● Written problem: Repeat the whole listing exactly as written.
[Begin]
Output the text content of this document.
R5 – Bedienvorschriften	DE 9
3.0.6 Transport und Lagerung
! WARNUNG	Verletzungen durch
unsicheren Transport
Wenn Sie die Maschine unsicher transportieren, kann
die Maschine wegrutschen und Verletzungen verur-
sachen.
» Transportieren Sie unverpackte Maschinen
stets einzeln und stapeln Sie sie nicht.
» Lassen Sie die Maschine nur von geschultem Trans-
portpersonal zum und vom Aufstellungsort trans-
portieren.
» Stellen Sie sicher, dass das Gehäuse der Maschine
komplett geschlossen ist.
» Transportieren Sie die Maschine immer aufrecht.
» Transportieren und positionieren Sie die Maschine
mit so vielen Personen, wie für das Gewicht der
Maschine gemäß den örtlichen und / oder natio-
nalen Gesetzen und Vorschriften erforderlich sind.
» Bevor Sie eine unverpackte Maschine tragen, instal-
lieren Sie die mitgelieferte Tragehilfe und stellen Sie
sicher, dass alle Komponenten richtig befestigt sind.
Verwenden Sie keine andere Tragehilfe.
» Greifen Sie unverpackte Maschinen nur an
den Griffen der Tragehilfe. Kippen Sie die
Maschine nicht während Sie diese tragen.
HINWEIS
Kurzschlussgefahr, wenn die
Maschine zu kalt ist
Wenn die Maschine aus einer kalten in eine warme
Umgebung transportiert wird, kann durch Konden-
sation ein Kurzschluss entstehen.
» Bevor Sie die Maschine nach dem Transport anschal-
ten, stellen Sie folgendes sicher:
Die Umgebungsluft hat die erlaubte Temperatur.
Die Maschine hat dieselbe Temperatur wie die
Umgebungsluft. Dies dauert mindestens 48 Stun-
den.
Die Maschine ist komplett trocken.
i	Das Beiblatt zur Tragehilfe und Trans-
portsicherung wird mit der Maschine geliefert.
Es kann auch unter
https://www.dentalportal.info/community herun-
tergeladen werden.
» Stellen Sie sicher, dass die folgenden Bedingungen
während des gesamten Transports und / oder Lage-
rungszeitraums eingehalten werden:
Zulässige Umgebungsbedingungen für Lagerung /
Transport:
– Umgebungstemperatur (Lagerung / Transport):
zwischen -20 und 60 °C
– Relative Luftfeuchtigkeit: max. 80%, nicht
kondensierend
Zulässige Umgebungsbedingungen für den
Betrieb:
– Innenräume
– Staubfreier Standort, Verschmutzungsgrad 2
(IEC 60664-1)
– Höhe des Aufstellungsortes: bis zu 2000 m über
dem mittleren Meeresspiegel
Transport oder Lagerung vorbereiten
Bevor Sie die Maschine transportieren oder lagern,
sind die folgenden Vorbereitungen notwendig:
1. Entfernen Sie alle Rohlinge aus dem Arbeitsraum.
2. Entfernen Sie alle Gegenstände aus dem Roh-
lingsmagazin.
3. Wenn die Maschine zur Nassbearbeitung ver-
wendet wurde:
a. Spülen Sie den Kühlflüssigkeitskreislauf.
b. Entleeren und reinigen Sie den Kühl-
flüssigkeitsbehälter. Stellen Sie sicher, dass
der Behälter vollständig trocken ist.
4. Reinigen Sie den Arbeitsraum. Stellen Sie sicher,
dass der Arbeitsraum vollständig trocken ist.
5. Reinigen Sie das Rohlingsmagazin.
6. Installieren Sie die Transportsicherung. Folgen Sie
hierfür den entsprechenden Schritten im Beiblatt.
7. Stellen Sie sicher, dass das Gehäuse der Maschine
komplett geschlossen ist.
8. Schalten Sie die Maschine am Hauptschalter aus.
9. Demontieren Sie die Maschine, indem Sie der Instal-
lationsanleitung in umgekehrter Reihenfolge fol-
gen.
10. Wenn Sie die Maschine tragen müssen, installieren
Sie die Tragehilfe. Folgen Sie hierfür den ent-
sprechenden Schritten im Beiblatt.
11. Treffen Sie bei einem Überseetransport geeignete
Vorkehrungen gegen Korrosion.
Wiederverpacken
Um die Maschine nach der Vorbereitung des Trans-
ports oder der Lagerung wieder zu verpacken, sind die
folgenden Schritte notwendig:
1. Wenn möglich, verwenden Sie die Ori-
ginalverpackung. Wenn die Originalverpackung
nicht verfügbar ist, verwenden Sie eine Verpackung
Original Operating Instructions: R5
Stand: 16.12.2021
[End]
● Exercise response:
Output the text content of this document.
R5 – Bedienvorschriften	DE 9
3.0.6 Transport und Lagerung
! WARNUNG	Verletzungen durch
unsicheren Transport
Wenn Sie die Maschine unsicher transportieren, kann
die Maschine wegrutschen und Verletzungen verur-
sachen.
» Transportieren Sie unverpackte Maschinen
stets einzeln und stapeln Sie sie nicht.
» Lassen Sie die Maschine nur von geschultem Trans-
portpersonal zum und vom Aufstellungsort trans-
portieren.
» Stellen Sie sicher, dass das Gehäuse der Maschine
komplett geschlossen ist.
» Transportieren Sie die Maschine immer aufrecht.
» Transportieren und positionieren Sie die Maschine
mit so vielen Personen, wie für das Gewicht der
Maschine gemäß den örtlichen und / oder natio-
nalen Gesetzen und Vorschriften erforderlich sind.
» Bevor Sie eine unverpackte Maschine tragen, instal-
lieren Sie die mitgelieferte Tragehilfe und stellen Sie
sicher, dass alle Komponenten richtig befestigt sind.
Verwenden Sie keine andere Tragehilfe.
» Greifen Sie unverpackte Maschinen nur an
den Griffen der Tragehilfe. Kippen Sie die
Maschine nicht während Sie diese tragen.
HINWEIS
Kurzschlussgefahr, wenn die
Maschine zu kalt ist
Wenn die Maschine aus einer kalten in eine warme
Umgebung transportiert wird, kann durch Konden-
sation ein Kurzschluss entstehen.
» Bevor Sie die Maschine nach dem Transport anschal-
ten, stellen Sie folgendes sicher:
Die Umgebungsluft hat die erlaubte Temperatur.
Die Maschine hat dieselbe Temperatur wie die
Umgebungsluft. Dies dauert mindestens 48 Stun-
den.
Die Maschine ist komplett trocken.
i	Das Beiblatt zur Tragehilfe und Trans-
portsicherung wird mit der Maschine geliefert.
Es kann auch unter
https://www.dentalportal.info/community herun-
tergeladen werden.
» Stellen Sie sicher, dass die folgenden Bedingungen
während des gesamten Transports und / oder Lage-
rungszeitraums eingehalten werden:
Zulässige Umgebungsbedingungen für Lagerung /
Transport:
– Umgebungstemperatur (Lagerung / Transport):
zwischen -20 und 60 °C
– Relative Luftfeuchtigkeit: max. 80%, nicht
kondensierend
Zulässige Umgebungsbedingungen für den
Betrieb:
– Innenräume
– Staubfreier Standort, Verschmutzungsgrad 2
(IEC 60664-1)
– Höhe des Aufstellungsortes: bis zu 2000 m über
dem mittleren Meeresspiegel
Transport oder Lagerung vorbereiten
Bevor Sie die Maschine transportieren oder lagern,
sind die folgenden Vorbereitungen notwendig:
1. Entfernen Sie alle Rohlinge aus dem Arbeitsraum.
2. Entfernen Sie alle Gegenstände aus dem Roh-
lingsmagazin.
3. Wenn die Maschine zur Nassbearbeitung ver-
wendet wurde:
a. Spülen Sie den Kühlflüssigkeitskreislauf.
b. Entleeren und reinigen Sie den Kühl-
flüssigkeitsbehälter. Stellen Sie sicher, dass
der Behälter vollständig trocken ist.
4. Reinigen Sie den Arbeitsraum. Stellen Sie sicher,
dass der Arbeitsraum vollständig trocken ist.
5. Reinigen Sie das Rohlingsmagazin.
6. Installieren Sie die Transportsicherung. Folgen Sie
hierfür den entsprechenden Schritten im Beiblatt.
7. Stellen Sie sicher, dass das Gehäuse der Maschine
komplett geschlossen ist.
8. Schalten Sie die Maschine am Hauptschalter aus.
9. Demontieren Sie die Maschine, indem Sie der Instal-
lationsanleitung in umgekehrter Reihenfolge fol-
gen.
10. Wenn Sie die Maschine tragen müssen, installieren
Sie die Tragehilfe. Folgen Sie hierfür den ent-
sprechenden Schritten im Beiblatt.
11. Treffen Sie bei einem Überseetransport geeignete
Vorkehrungen gegen Korrosion.
Wiederverpacken
Um die Maschine nach der Vorbereitung des Trans-
ports oder der Lagerung wieder zu verpacken, sind die
folgenden Schritte notwendig:
1. Wenn möglich, verwenden Sie die Ori-
ginalverpackung. Wenn die Originalverpackung
nicht verfügbar ist, verwenden Sie eine Verpackung
Original Operating Instructions: R5
Stand: 16.12.2021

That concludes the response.